Goal
Across the entries below, how many lines contain the word "your"? Give the number alone.

Listed records

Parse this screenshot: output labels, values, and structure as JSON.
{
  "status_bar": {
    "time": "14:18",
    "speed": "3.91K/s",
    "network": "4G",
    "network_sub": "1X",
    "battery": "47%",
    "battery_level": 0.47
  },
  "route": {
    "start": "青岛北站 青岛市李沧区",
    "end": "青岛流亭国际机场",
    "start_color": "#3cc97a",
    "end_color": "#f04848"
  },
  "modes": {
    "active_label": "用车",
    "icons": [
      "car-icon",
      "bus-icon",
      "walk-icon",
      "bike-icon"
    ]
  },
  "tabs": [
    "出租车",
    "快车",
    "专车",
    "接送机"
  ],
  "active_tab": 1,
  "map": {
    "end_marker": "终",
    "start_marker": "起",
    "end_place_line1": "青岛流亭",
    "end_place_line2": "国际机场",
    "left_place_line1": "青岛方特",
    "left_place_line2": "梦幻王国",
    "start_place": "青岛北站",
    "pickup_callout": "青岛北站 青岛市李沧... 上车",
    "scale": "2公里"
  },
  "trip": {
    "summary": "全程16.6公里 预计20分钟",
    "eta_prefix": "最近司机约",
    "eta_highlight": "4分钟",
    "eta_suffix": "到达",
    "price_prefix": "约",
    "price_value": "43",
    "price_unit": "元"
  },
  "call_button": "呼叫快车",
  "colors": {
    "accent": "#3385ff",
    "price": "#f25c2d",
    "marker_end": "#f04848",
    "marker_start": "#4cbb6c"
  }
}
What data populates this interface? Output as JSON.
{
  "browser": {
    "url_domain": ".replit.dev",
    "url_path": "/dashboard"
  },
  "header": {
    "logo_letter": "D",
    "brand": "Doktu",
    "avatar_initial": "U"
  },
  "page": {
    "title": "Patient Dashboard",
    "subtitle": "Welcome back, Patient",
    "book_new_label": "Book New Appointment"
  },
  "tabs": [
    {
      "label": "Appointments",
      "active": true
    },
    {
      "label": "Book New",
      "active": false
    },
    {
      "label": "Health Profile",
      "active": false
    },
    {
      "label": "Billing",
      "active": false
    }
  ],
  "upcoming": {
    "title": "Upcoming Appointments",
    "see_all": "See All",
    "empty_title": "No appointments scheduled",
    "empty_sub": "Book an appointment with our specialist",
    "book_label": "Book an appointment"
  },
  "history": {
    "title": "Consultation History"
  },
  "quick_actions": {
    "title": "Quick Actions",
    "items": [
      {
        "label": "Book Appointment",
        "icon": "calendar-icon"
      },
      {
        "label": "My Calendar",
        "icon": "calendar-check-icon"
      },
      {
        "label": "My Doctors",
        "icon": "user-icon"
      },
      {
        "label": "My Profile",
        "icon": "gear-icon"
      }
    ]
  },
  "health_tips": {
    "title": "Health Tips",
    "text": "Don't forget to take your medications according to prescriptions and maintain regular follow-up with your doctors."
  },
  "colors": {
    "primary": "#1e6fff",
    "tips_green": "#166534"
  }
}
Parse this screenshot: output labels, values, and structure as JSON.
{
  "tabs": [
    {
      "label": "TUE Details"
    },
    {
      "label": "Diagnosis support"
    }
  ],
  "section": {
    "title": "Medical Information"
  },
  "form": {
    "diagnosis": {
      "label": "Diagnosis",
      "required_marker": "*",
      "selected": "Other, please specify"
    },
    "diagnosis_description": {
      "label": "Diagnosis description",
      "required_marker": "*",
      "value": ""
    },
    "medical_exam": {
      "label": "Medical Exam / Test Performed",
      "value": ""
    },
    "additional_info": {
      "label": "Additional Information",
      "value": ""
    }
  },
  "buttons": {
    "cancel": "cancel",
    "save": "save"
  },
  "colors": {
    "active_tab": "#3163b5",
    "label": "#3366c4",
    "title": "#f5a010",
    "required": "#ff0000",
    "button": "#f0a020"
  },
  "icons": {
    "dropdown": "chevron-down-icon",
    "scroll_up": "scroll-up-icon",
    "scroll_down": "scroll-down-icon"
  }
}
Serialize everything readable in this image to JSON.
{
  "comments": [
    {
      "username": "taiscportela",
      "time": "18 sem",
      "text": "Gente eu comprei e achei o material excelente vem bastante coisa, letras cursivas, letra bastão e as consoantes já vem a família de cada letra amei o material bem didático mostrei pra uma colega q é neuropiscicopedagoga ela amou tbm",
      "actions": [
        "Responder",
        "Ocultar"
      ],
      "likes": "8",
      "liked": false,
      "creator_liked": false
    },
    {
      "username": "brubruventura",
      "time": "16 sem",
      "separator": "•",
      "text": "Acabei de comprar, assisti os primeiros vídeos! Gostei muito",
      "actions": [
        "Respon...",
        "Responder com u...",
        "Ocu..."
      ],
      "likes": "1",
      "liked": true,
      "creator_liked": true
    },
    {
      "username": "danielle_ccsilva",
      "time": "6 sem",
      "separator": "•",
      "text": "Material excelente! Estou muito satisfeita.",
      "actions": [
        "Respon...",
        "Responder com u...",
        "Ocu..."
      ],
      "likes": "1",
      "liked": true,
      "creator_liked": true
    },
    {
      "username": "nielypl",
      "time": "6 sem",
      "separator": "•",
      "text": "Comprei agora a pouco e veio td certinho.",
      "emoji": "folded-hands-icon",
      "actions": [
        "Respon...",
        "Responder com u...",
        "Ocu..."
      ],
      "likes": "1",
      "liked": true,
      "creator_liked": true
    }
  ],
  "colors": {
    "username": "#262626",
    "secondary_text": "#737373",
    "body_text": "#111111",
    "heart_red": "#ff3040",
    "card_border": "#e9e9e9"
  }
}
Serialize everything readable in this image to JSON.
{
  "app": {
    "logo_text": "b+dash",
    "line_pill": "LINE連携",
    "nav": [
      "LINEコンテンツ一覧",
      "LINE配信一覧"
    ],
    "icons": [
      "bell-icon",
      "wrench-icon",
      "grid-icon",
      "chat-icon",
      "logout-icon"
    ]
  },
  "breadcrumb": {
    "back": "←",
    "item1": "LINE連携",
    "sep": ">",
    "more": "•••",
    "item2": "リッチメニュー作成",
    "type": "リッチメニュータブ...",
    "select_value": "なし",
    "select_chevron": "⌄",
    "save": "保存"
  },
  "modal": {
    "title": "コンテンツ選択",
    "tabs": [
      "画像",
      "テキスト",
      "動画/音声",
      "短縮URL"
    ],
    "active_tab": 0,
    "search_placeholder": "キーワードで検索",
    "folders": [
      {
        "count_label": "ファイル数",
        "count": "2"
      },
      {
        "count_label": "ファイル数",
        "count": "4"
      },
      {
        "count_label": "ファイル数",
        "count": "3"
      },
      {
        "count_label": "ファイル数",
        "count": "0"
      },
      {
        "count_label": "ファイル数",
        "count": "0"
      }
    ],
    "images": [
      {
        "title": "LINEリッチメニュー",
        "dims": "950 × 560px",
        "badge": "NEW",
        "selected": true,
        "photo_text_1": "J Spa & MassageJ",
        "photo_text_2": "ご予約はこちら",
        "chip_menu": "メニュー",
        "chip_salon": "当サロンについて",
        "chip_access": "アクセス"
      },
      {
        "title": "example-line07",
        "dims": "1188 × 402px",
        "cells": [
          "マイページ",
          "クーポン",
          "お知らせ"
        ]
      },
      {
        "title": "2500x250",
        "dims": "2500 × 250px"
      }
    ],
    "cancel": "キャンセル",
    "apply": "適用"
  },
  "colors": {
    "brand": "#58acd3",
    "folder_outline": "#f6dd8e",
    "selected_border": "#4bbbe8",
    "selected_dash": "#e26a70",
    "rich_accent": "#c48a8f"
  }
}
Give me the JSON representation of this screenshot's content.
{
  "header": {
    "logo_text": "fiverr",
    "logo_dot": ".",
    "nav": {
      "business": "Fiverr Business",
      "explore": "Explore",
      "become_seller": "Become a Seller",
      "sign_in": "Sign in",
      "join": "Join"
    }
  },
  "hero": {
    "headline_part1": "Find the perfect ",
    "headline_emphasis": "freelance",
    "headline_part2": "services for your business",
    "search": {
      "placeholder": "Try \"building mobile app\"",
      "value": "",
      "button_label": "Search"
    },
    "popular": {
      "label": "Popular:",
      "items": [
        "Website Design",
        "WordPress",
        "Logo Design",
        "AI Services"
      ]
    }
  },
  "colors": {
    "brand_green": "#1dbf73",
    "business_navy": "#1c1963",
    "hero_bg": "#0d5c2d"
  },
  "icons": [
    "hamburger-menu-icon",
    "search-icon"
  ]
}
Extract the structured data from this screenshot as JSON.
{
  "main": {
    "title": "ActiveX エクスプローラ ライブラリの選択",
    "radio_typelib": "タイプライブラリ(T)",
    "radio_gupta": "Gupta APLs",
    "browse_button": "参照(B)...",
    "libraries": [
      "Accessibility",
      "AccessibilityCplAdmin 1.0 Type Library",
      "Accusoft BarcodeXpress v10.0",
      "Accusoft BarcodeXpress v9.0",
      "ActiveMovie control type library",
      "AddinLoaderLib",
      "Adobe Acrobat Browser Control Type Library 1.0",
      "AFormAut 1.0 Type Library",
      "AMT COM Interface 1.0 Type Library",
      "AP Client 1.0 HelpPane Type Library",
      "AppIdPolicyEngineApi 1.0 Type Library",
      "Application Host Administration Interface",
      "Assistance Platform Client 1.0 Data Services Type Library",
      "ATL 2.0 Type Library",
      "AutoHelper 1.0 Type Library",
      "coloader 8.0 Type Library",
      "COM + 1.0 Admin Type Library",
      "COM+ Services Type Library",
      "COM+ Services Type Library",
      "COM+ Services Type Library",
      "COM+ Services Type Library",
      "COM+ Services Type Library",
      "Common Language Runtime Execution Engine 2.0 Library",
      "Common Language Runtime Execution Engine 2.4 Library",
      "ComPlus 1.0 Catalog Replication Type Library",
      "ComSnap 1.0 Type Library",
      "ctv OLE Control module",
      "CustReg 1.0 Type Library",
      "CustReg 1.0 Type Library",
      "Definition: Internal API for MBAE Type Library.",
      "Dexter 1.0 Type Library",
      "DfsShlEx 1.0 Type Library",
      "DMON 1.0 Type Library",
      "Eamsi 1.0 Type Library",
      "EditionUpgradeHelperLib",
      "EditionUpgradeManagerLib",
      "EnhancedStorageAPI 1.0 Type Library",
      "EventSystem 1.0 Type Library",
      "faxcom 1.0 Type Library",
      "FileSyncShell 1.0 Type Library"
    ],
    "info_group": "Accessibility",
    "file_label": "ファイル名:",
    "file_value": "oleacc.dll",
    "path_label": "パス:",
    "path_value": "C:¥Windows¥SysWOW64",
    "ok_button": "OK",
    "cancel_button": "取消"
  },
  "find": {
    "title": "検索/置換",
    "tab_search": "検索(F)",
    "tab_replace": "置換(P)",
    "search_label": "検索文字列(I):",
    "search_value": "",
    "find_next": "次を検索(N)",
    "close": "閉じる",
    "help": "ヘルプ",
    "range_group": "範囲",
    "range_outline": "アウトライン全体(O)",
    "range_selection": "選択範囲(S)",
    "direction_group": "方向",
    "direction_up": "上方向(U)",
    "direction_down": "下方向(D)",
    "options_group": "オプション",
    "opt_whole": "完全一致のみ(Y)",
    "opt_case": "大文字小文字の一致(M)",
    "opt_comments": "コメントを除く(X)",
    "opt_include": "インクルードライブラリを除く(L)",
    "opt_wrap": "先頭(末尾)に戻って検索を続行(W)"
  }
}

Finished exercise
2